### Problem statement
Repeat the lines below word for word, from the first one through the line with "after-registration list: 2.จัดทำรายงานภาษีขาย", including that line.

=== Entries supplied ===

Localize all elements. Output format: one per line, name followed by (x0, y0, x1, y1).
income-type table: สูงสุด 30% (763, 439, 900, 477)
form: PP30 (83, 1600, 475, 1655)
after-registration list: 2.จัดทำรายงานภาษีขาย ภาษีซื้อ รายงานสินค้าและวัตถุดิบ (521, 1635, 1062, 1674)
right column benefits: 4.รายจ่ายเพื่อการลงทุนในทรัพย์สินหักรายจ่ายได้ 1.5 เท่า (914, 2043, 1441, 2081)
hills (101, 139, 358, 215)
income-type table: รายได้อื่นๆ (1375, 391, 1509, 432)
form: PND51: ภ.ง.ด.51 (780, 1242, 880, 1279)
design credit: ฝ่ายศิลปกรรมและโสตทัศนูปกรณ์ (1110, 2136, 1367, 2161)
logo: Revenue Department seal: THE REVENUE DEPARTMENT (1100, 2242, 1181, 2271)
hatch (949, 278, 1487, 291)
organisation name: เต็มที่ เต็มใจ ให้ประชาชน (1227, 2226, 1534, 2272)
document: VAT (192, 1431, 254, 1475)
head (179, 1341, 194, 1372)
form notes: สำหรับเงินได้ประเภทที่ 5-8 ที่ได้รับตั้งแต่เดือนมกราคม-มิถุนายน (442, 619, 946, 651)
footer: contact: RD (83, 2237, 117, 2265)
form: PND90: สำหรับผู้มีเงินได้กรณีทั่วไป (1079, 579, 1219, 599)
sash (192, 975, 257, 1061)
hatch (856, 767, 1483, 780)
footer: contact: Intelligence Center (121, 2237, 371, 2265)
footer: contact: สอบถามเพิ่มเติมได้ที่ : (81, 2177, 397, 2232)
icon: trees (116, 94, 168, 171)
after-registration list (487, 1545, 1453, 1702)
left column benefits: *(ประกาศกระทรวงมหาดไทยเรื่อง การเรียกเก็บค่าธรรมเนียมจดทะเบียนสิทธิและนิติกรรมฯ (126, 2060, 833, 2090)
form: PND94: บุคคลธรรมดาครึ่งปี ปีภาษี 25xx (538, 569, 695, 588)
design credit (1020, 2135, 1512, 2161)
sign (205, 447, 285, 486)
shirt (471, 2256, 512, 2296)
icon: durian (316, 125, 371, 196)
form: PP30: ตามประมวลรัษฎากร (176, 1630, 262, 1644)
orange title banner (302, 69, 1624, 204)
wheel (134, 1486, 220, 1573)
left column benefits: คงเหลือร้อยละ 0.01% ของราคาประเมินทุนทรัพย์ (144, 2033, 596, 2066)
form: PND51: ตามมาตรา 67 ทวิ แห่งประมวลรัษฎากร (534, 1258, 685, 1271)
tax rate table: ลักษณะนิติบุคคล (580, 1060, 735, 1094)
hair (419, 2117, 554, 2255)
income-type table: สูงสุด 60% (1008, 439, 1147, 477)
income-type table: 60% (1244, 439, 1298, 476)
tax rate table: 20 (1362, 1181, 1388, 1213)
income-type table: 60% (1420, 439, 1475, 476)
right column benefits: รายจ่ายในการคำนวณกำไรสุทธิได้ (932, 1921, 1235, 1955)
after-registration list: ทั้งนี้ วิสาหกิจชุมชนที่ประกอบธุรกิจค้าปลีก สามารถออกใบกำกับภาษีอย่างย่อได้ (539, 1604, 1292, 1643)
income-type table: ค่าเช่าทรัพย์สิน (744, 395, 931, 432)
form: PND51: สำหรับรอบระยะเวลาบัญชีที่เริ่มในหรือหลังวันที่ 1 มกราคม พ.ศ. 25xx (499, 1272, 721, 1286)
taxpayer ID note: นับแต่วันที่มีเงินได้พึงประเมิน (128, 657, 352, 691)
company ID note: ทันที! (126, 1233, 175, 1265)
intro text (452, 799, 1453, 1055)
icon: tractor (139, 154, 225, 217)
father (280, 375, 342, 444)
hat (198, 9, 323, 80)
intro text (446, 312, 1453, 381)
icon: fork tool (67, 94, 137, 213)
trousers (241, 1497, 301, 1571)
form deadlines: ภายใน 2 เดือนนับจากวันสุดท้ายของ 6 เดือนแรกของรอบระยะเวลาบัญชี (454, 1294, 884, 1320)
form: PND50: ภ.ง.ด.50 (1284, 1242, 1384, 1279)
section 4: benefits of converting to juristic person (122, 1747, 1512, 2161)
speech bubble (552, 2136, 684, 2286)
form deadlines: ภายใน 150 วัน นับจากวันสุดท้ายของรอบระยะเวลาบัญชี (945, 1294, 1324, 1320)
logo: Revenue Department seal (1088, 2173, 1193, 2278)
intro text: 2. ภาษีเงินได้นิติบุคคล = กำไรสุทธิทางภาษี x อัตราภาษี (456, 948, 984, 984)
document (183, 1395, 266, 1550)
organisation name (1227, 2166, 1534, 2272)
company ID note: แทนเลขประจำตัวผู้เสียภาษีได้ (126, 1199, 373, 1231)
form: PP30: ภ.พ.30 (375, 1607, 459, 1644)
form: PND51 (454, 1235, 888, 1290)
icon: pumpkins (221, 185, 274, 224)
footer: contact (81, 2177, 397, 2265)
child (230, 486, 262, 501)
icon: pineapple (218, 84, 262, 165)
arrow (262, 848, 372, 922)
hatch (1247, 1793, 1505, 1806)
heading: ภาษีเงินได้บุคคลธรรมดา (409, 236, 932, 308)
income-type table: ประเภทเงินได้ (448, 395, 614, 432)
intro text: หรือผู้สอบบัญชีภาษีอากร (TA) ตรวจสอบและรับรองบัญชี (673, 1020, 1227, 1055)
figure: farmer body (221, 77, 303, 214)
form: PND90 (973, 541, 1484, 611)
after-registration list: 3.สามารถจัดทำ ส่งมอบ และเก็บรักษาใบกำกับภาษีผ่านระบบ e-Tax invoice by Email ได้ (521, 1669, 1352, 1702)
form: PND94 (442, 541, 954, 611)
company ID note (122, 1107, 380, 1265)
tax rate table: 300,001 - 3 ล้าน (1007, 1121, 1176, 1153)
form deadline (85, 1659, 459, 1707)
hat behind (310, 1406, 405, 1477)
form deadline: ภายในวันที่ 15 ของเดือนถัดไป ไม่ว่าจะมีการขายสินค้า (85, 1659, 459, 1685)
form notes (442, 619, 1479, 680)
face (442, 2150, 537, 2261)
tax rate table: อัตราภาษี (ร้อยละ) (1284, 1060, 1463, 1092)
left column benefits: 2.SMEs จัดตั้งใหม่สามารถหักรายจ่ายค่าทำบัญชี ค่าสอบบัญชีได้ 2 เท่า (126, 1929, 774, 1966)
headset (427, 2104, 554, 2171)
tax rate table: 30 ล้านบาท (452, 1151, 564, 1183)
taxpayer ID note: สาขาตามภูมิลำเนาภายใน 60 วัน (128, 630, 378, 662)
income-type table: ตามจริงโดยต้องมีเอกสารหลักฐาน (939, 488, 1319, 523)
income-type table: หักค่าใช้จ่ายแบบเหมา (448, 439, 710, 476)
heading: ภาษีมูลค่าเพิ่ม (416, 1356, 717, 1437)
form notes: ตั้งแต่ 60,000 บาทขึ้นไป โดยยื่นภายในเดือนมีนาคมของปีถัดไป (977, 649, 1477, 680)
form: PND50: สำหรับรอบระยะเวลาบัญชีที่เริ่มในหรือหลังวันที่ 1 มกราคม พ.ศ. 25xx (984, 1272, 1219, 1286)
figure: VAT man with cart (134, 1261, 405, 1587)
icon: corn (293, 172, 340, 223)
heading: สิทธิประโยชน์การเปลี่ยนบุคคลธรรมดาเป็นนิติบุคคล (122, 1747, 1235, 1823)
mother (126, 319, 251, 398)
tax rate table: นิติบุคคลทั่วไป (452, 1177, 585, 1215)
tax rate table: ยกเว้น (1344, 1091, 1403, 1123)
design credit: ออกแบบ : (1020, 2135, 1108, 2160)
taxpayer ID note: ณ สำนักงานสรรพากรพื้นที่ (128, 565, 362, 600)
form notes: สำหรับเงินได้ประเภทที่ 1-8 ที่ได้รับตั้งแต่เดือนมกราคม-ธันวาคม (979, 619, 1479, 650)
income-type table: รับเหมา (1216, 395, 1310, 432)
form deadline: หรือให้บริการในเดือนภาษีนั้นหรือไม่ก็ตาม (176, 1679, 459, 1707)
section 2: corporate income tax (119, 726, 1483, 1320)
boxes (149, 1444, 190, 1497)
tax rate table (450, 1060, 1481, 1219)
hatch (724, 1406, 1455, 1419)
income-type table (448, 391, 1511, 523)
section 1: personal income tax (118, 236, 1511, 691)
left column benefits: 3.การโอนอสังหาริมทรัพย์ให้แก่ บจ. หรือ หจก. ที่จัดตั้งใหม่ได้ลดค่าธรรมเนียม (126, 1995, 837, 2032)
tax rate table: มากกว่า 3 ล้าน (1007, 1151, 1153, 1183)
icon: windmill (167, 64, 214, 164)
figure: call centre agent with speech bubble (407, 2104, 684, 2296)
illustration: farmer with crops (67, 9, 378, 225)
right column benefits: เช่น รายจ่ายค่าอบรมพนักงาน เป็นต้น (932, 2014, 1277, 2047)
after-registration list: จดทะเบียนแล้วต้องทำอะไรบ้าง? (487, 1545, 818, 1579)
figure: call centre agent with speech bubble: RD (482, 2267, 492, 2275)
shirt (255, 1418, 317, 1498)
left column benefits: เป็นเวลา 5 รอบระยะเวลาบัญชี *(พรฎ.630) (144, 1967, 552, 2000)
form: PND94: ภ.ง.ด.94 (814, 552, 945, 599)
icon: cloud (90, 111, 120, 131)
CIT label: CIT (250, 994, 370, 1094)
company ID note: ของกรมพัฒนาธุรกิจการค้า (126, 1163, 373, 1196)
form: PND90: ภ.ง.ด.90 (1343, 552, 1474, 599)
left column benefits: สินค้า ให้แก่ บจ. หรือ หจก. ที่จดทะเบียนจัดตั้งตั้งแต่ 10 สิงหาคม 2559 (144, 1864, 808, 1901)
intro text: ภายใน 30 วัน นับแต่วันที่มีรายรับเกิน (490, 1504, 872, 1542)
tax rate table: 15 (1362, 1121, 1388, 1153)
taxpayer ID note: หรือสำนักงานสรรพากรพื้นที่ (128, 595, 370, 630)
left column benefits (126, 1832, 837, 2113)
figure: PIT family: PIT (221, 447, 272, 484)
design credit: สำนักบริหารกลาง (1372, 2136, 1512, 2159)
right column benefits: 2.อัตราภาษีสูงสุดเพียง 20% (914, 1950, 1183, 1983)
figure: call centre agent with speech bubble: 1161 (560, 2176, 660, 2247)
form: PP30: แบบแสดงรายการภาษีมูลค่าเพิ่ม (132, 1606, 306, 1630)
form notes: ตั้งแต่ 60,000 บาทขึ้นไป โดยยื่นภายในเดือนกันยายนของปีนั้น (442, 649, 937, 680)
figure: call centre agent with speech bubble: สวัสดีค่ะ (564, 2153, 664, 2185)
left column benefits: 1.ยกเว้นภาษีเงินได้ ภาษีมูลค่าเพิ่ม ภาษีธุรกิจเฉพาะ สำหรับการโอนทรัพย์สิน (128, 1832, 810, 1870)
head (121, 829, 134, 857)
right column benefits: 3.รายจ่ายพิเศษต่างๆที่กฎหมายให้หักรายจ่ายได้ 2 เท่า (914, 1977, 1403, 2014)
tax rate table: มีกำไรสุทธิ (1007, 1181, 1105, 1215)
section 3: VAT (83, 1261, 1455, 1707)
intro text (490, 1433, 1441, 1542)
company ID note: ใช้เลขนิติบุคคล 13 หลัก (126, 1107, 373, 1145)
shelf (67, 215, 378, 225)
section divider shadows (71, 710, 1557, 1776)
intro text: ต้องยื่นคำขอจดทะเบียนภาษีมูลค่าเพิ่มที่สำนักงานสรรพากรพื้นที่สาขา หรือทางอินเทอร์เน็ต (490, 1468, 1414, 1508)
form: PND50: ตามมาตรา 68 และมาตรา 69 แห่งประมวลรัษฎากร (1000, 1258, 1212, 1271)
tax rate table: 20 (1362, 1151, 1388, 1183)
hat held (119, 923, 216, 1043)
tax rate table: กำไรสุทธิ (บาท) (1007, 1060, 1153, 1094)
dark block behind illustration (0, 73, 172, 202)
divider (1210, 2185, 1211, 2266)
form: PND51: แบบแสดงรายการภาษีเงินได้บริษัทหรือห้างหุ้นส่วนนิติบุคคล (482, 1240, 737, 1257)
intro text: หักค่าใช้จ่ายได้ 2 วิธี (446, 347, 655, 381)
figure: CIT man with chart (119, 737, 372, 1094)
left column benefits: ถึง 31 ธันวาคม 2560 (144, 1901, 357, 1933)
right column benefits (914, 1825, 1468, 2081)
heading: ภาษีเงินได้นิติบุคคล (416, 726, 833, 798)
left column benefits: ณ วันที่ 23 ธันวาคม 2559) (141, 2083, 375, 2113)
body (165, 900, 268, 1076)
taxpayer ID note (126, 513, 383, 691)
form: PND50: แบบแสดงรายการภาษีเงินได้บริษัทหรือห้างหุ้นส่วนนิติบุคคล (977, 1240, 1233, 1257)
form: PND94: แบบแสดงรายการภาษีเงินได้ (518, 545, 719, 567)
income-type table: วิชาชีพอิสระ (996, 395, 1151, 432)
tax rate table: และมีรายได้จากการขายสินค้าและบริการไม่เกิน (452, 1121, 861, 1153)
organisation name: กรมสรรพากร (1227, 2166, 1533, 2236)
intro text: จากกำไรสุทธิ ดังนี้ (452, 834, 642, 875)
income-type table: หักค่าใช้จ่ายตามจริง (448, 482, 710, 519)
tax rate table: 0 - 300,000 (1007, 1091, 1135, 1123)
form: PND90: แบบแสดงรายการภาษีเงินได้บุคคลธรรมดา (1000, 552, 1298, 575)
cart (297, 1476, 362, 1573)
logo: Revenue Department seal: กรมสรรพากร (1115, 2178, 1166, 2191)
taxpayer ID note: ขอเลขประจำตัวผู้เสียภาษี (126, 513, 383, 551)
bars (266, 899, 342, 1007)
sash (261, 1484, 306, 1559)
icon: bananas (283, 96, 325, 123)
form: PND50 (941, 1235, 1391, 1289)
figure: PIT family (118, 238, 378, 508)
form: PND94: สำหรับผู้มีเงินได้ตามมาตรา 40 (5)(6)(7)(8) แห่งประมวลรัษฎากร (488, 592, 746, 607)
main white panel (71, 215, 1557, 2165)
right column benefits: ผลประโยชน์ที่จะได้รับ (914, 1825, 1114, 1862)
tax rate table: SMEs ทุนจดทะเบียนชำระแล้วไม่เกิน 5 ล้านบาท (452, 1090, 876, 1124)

===

### Task output
Localize all elements. Output format: one per line, name followed by (x0, y0, x1, y1).
income-type table: สูงสุด 30% (763, 439, 900, 477)
form: PP30 (83, 1600, 475, 1655)
after-registration list: 2.จัดทำรายงานภาษีขาย ภาษีซื้อ รายงานสินค้าและวัตถุดิบ (521, 1635, 1062, 1674)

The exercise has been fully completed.